▸ Task details
Count how many lines of the material below have the word "Horizontal" and give only the number.

---*---

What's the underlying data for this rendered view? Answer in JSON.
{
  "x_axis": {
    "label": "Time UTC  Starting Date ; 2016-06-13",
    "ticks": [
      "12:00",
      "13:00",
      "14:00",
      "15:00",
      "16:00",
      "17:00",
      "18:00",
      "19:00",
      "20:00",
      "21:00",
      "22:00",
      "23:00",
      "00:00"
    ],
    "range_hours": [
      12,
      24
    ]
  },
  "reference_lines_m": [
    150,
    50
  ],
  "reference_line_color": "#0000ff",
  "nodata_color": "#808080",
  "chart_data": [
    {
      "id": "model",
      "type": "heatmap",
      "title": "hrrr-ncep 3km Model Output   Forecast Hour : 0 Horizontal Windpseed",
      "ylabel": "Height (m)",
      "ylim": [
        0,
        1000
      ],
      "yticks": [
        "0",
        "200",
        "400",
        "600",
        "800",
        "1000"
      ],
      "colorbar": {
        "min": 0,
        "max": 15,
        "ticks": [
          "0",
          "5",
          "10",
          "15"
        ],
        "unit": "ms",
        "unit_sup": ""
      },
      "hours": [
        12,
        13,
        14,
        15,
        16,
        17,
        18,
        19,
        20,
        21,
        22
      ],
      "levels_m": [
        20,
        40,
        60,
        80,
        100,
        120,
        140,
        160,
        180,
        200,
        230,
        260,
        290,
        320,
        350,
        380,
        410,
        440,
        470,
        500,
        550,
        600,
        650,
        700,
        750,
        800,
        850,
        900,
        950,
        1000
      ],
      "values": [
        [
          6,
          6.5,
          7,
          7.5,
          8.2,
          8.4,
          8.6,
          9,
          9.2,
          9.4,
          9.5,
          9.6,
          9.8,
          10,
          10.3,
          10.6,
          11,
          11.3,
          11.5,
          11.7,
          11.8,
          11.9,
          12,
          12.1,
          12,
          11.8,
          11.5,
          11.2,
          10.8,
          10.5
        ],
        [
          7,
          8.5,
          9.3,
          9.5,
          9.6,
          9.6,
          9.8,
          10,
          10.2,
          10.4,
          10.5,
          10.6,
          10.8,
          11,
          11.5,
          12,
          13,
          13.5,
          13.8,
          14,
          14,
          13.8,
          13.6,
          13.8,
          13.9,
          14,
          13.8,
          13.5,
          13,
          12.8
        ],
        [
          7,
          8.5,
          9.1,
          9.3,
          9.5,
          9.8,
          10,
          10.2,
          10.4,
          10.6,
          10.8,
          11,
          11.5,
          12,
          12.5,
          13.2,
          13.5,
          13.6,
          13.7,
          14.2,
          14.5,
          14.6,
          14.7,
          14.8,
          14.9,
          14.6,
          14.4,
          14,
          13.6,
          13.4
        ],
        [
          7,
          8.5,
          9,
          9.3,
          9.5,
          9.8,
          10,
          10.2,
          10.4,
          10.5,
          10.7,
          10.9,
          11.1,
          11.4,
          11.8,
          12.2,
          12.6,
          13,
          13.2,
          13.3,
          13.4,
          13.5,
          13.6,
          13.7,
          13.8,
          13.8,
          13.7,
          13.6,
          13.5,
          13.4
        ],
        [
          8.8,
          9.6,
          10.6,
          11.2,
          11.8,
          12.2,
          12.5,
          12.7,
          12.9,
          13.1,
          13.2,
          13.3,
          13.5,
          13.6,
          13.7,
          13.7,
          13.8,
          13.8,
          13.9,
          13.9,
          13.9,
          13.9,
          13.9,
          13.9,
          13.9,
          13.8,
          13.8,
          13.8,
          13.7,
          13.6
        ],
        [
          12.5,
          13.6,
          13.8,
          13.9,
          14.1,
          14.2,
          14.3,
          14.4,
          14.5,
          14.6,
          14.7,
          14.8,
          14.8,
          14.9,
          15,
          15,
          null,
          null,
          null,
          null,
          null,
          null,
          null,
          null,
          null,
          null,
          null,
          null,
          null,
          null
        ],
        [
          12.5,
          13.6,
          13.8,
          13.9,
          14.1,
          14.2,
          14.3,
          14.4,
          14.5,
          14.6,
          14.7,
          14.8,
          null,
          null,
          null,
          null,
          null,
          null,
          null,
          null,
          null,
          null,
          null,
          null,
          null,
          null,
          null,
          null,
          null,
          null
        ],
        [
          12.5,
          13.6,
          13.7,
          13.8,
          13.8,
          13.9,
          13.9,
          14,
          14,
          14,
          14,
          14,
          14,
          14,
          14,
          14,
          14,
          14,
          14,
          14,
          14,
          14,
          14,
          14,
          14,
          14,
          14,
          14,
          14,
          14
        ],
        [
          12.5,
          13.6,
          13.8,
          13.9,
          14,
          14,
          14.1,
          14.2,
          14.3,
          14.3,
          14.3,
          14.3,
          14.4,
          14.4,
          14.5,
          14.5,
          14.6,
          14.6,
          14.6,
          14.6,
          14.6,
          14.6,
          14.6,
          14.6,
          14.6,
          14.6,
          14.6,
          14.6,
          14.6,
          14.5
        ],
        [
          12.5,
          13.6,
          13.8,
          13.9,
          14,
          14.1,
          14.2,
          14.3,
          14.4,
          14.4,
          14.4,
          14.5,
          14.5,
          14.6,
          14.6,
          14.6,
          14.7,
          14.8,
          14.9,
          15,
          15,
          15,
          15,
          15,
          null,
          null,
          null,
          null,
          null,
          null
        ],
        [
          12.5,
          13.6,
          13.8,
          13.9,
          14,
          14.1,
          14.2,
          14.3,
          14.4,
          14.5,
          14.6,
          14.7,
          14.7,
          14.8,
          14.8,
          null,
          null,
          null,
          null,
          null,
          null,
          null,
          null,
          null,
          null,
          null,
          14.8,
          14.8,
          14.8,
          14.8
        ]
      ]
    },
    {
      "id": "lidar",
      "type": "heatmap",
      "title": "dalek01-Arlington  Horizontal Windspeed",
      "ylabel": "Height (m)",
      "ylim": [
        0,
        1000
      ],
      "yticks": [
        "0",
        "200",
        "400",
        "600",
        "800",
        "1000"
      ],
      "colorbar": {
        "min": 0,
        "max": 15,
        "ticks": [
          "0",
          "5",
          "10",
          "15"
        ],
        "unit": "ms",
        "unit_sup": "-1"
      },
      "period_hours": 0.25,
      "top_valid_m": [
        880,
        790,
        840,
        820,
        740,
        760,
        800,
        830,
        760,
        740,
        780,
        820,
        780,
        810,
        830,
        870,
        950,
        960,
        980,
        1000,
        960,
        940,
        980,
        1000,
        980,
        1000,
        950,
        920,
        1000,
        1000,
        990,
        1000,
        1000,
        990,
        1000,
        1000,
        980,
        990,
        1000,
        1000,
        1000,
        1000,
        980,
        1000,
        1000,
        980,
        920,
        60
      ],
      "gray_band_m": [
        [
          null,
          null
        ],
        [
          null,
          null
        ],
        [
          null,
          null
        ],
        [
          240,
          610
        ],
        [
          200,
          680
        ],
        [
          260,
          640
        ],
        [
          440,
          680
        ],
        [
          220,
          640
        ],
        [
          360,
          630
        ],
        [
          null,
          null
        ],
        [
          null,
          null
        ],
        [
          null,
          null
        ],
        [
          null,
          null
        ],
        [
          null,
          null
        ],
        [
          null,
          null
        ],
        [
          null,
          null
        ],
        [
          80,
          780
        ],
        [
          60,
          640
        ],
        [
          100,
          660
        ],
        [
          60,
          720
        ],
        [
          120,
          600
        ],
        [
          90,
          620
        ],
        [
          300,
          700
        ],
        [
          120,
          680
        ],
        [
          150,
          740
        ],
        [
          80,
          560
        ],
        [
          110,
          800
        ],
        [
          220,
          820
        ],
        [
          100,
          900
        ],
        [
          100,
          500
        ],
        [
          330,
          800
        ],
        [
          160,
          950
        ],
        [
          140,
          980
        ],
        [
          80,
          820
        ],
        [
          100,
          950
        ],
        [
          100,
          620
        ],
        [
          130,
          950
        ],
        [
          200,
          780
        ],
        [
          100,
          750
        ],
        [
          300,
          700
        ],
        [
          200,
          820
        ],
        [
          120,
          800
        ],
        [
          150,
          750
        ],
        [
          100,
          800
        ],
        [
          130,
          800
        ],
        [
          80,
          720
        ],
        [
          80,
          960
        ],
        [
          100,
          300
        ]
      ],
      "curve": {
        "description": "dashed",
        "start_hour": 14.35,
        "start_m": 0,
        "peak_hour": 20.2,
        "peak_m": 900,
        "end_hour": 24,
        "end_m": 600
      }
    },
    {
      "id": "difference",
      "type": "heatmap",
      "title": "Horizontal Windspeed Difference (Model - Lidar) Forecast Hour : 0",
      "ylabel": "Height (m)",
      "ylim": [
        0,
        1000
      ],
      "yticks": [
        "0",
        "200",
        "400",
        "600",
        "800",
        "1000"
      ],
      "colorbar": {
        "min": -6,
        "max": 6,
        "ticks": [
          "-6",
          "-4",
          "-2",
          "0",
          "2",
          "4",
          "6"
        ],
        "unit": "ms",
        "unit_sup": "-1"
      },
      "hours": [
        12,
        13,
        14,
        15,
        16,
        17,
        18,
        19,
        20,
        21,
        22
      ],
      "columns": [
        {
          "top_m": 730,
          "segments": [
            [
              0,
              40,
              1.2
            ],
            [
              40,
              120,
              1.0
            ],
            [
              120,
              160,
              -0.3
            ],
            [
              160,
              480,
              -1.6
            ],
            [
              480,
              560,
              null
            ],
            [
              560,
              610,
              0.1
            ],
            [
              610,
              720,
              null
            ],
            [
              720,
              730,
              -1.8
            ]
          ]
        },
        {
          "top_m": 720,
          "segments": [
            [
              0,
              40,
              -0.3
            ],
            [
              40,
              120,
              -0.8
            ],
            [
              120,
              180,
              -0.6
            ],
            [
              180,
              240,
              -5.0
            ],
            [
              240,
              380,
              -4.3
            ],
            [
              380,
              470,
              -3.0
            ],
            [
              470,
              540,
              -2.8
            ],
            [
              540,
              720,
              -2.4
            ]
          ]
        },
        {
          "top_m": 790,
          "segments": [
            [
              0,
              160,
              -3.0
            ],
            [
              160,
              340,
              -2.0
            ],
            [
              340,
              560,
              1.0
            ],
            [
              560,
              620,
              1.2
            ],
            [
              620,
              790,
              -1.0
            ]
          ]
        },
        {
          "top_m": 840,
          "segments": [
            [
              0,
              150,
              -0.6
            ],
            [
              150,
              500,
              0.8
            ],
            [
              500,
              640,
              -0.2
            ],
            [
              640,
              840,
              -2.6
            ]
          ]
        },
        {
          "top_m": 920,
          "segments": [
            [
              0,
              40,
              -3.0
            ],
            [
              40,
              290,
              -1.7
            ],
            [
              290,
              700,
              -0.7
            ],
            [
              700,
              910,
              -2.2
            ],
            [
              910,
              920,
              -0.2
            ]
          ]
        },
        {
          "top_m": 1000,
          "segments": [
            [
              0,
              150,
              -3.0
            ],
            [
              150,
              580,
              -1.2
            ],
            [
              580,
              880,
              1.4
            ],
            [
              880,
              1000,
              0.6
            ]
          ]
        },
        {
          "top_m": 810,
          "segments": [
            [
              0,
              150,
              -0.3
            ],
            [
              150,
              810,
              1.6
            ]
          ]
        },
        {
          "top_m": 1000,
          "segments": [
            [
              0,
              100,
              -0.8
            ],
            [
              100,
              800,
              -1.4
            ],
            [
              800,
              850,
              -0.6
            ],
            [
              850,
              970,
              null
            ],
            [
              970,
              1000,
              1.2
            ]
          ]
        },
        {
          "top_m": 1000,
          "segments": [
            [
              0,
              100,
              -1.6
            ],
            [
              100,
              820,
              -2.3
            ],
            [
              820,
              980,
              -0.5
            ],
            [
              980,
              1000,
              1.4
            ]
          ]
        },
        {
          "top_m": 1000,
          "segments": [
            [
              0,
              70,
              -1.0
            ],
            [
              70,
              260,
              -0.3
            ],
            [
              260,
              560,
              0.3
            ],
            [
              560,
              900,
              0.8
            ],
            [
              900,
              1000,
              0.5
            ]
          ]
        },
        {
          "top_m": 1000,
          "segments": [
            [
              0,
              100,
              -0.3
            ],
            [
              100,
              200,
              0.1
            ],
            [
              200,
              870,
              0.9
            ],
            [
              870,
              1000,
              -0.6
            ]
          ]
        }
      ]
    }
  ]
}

---*---

▸ Reply to the exercise
3